## Introduction

Constructing a physical computing machine, whether a classical or a quantum one, requires, inescapably, the implementation of an error correcting mechanism that guards against the noise picked up from the environment and the imperfections in the operations being performed1,2,3. Early in the development of both classical and quantum computers, “threshold” theorems were proven to show the existence of encoding schemes which reliably store and process information in a “logical” set of bits (or qubits), by encoding it redundantly on top of a bigger set of less reliable “physical” bits (or qubits), as long as the error rate on the physical layer is smaller than a fixed threshold4, 5. The vast majority of quantum error correcting codes fall in the class of stabilizer codes (a generalization of the classical linear codes)6. They are characterized by the group of stabilizer operators that preserve the logical states (similarly to the list of constraints represented by the parity check matrix H for classical linear codes). The list of nontrivial stabilizer operator measurements (or violated parity constraints for a classical code) is called the syndrome of the error. While providing for efficient encoding, linear and stabilizer codes do not necessarily have known efficient decoding algorithms that can deduce from a given syndrome what errors have occurred.

In the general case decoding a stabilizer code is an NP-hard problem. An active area of research is the design of codes with some additional algebraic structure that permits efficient decoders, but still retains high rates (ratio of logical to physical qubits) with acceptable distances (maximal number of correctable errors on the physical qubits). Schemes like the CSS approach7,8,9 permit the creation of quantum codes from classical codes, but they do not guarantee that the decoder that worked for the classical code still works for the quantum one. A particularly interesting example is the class of LDPC codes10, 11 which are high-performing classical codes with efficient decoders, however those decoders do not work for the quantum LDPC codes12.

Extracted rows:

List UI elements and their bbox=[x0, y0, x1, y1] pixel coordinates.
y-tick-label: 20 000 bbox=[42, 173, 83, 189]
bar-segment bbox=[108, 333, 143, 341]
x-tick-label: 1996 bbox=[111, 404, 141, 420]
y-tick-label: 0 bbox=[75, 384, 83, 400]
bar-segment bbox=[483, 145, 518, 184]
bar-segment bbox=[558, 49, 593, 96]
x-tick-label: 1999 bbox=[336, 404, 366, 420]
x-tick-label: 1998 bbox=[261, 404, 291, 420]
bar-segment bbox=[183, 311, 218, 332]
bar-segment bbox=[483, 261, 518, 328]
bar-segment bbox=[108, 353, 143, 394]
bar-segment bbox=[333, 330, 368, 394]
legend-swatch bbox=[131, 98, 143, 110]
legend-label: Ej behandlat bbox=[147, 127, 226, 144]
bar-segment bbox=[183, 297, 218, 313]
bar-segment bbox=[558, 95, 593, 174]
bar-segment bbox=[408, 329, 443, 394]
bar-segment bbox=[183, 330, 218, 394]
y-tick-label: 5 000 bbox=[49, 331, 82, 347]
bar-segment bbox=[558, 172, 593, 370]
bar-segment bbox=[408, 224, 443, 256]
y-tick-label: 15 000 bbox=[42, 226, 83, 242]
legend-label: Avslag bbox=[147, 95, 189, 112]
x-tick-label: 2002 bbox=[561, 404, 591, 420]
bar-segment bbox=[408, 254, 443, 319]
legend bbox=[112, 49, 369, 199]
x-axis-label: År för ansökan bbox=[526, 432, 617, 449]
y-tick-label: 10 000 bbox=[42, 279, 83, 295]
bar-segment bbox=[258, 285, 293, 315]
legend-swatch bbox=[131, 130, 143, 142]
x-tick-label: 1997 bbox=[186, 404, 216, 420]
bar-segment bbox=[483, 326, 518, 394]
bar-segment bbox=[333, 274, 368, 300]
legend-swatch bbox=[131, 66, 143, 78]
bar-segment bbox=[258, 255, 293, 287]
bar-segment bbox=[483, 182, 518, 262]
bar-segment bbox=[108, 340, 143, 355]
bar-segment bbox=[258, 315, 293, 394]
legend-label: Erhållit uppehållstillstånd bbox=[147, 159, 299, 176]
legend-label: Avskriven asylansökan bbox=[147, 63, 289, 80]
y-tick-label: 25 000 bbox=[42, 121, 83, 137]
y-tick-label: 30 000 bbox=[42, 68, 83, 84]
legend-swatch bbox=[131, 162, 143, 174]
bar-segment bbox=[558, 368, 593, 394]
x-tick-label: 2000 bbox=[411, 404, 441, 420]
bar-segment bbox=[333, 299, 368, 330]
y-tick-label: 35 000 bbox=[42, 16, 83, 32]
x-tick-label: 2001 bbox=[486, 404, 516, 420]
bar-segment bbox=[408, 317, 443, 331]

Goals:
**a)** From the quantum error correction introduction, copy the passage between "In the general" and "quantum LDPC codes12.", inclusive.
**b)** In the quantum error correction introduction, what is the list of nontrivial stabilizer operator measurements called?
**c)** Translate this sentence from the quantum error correction introduction into Spanish: "In the general case decoding a stabilizer code is an NP-hard problem."

Problem solutions:
**a)**
In the general case decoding a stabilizer code is an NP-hard problem. An active area of research is the design of codes with some additional algebraic structure that permits efficient decoders, but still retains high rates (ratio of logical to physical qubits) with acceptable distances (maximal number of correctable errors on the physical qubits). Schemes like the CSS approach7,8,9 permit the creation of quantum codes from classical codes, but they do not guarantee that the decoder that worked for the classical code still works for the quantum one. A particularly interesting example is the class of LDPC codes10, 11 which are high-performing classical codes with efficient decoders, however those decoders do not work for the quantum LDPC codes12.

**b)** The syndrome of the error.

**c)** En el caso general, decodificar un código estabilizador es un problema NP-difícil.